Directions for this task:
Copy the data that follows, character for character, minus the pictures.

(Stored records)
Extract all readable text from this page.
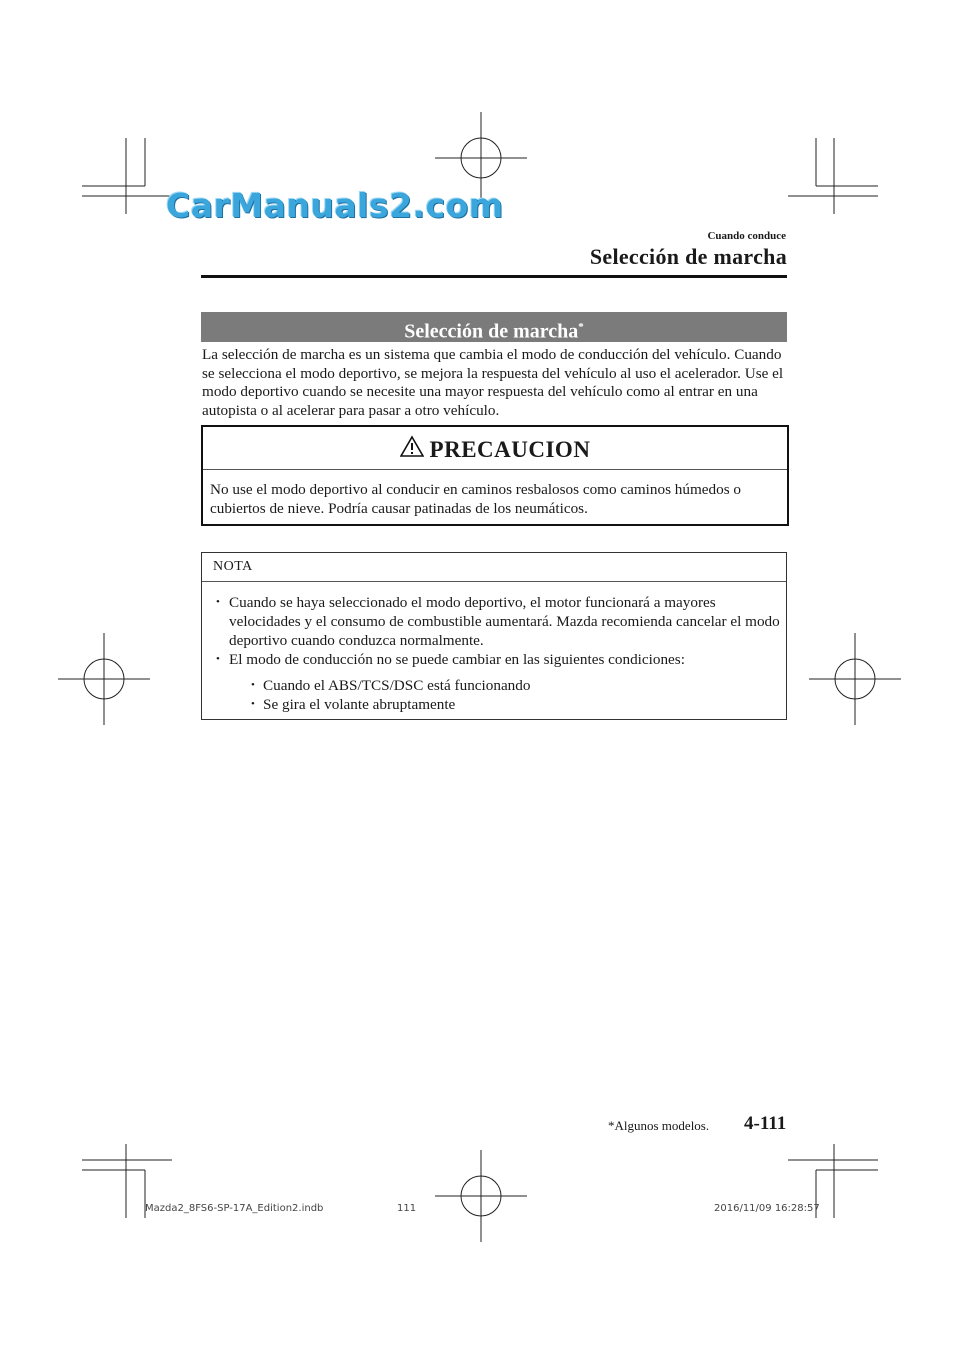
CarManuals2.com
Cuando conduce
Selección de marcha
Selección de marcha*

La selección de marcha es un sistema que cambia el modo de conducción del vehículo. Cuando se selecciona el modo deportivo, se mejora la respuesta del vehículo al uso el acelerador. Use el modo deportivo cuando se necesite una mayor respuesta del vehículo como al entrar en una autopista o al acelerar para pasar a otro vehículo.

PRECAUCION

No use el modo deportivo al conducir en caminos resbalosos como caminos húmedos o cubiertos de nieve. Podría causar patinadas de los neumáticos.

NOTA
• Cuando se haya seleccionado el modo deportivo, el motor funcionará a mayores velocidades y el consumo de combustible aumentará. Mazda recomienda cancelar el modo deportivo cuando conduzca normalmente.
• El modo de conducción no se puede cambiar en las siguientes condiciones:
• Cuando el ABS/TCS/DSC está funcionando
• Se gira el volante abruptamente
*Algunos modelos. 4-111
Mazda2_8FS6-SP-17A_Edition2.indb	111	2016/11/09 16:28:57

Reply to the task:
Extract all readable text from this page.
CarManuals2.com
Cuando conduce
Selección de marcha
Selección de marcha*

La selección de marcha es un sistema que cambia el modo de conducción del vehículo. Cuando se selecciona el modo deportivo, se mejora la respuesta del vehículo al uso el acelerador. Use el modo deportivo cuando se necesite una mayor respuesta del vehículo como al entrar en una autopista o al acelerar para pasar a otro vehículo.

PRECAUCION

No use el modo deportivo al conducir en caminos resbalosos como caminos húmedos o cubiertos de nieve. Podría causar patinadas de los neumáticos.

NOTA
• Cuando se haya seleccionado el modo deportivo, el motor funcionará a mayores velocidades y el consumo de combustible aumentará. Mazda recomienda cancelar el modo deportivo cuando conduzca normalmente.
• El modo de conducción no se puede cambiar en las siguientes condiciones:
• Cuando el ABS/TCS/DSC está funcionando
• Se gira el volante abruptamente
*Algunos modelos. 4-111
Mazda2_8FS6-SP-17A_Edition2.indb	111	2016/11/09 16:28:57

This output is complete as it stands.